Please rename "interactable" to "clickable" in the listing lines running from its start through the line that contains "microphone-icon[interactable]: 🎤 (1035, 72, 1050, 86)", inclusive, and return only those lines, otherwise unchanged.

## MATERIAL FOR THE TASK
— Begin —

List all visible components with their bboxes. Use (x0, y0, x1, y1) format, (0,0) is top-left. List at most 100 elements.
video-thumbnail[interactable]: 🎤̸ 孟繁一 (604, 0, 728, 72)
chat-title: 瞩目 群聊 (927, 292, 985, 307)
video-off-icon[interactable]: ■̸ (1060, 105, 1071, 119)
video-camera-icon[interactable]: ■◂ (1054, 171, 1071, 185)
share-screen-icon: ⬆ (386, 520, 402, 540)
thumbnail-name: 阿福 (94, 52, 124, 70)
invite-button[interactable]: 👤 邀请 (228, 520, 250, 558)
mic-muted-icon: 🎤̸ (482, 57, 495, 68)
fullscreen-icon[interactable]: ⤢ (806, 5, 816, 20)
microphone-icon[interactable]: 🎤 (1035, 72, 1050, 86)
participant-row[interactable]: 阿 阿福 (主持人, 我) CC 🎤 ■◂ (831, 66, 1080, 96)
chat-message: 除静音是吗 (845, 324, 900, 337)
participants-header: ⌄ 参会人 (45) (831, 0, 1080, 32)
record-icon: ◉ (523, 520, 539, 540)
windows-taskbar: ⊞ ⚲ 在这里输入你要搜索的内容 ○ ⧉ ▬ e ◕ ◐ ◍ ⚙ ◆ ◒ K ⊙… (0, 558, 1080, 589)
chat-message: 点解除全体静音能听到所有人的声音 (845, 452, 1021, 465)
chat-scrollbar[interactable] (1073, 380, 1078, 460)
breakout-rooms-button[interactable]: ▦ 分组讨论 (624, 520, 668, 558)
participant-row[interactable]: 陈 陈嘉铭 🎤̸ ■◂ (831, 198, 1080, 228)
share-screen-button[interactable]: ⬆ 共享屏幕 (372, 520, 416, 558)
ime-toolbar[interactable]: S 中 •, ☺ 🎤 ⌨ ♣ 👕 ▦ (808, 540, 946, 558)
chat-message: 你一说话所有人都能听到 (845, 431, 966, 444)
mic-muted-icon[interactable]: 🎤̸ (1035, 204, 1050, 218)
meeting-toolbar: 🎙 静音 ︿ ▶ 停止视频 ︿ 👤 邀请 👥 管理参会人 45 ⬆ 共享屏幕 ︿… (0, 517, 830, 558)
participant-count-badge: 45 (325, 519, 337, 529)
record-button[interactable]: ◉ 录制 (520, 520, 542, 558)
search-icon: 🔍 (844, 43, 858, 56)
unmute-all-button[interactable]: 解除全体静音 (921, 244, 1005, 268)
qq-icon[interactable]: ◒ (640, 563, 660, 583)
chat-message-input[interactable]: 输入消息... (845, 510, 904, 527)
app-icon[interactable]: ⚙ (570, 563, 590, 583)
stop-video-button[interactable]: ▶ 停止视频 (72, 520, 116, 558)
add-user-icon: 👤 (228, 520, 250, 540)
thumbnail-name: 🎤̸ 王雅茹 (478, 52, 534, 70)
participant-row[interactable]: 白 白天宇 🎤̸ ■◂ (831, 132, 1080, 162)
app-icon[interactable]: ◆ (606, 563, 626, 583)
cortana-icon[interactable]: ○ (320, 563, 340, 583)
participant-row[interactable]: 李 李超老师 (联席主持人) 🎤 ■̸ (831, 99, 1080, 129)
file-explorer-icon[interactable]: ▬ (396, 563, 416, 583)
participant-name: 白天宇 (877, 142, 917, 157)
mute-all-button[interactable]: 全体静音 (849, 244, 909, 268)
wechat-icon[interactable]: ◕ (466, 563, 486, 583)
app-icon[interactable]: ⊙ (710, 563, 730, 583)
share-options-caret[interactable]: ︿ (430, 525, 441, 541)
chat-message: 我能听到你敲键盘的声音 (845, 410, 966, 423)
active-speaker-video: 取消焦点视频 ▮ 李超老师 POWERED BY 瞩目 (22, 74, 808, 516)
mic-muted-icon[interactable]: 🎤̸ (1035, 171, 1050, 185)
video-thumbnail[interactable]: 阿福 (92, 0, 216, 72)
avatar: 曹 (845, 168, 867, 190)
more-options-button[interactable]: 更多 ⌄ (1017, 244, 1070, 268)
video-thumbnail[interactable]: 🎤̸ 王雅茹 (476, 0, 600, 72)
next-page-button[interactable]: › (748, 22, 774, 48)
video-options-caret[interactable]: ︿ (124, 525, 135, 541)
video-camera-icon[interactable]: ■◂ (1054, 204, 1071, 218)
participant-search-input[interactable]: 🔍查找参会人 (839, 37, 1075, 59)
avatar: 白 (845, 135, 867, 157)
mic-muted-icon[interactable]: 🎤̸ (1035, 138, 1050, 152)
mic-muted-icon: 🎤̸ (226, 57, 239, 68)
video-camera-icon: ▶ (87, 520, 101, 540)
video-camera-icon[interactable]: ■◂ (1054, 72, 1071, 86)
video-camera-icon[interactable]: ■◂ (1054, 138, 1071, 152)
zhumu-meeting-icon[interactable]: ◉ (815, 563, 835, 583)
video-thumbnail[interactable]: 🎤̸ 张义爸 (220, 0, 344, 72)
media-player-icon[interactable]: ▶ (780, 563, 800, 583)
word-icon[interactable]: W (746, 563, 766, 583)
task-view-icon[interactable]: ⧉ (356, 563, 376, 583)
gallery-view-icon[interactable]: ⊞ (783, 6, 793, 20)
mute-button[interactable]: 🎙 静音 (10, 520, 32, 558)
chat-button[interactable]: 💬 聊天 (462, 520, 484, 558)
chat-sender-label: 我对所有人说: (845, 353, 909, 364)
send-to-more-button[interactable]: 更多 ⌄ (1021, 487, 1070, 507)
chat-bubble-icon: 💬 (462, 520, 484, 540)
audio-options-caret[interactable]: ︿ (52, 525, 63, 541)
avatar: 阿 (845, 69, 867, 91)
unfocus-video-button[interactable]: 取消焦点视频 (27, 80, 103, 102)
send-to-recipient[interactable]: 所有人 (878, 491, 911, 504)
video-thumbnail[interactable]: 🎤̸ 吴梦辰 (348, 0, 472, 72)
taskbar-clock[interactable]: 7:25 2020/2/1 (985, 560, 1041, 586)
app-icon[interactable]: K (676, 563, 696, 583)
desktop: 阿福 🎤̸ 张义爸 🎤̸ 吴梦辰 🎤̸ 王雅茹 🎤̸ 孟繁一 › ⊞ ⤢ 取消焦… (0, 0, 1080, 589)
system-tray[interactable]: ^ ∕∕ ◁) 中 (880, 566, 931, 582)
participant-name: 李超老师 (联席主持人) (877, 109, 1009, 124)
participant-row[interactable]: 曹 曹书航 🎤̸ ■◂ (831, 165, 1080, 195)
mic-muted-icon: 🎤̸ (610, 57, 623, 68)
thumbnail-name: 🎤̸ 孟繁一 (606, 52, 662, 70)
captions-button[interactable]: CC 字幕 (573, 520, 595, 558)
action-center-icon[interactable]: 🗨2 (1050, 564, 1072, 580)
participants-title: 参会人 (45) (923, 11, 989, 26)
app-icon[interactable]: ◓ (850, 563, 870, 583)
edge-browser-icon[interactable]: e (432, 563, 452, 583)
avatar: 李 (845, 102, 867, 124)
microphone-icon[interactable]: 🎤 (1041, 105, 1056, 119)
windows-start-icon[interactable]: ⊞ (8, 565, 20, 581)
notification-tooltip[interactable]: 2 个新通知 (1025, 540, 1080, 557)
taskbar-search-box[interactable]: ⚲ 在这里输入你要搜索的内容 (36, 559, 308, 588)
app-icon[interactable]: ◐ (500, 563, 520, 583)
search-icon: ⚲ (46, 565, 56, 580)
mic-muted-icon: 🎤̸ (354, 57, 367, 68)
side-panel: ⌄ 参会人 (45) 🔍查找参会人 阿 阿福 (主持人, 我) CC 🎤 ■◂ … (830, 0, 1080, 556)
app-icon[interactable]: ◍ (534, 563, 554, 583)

— End —

## OUTPUT OF THE EXERCISE
List all visible components with their bboxes. Use (x0, y0, x1, y1) format, (0,0) is top-left. List at most 100 elements.
video-thumbnail[clickable]: 🎤̸ 孟繁一 (604, 0, 728, 72)
chat-title: 瞩目 群聊 (927, 292, 985, 307)
video-off-icon[clickable]: ■̸ (1060, 105, 1071, 119)
video-camera-icon[clickable]: ■◂ (1054, 171, 1071, 185)
share-screen-icon: ⬆ (386, 520, 402, 540)
thumbnail-name: 阿福 (94, 52, 124, 70)
invite-button[clickable]: 👤 邀请 (228, 520, 250, 558)
mic-muted-icon: 🎤̸ (482, 57, 495, 68)
fullscreen-icon[clickable]: ⤢ (806, 5, 816, 20)
microphone-icon[clickable]: 🎤 (1035, 72, 1050, 86)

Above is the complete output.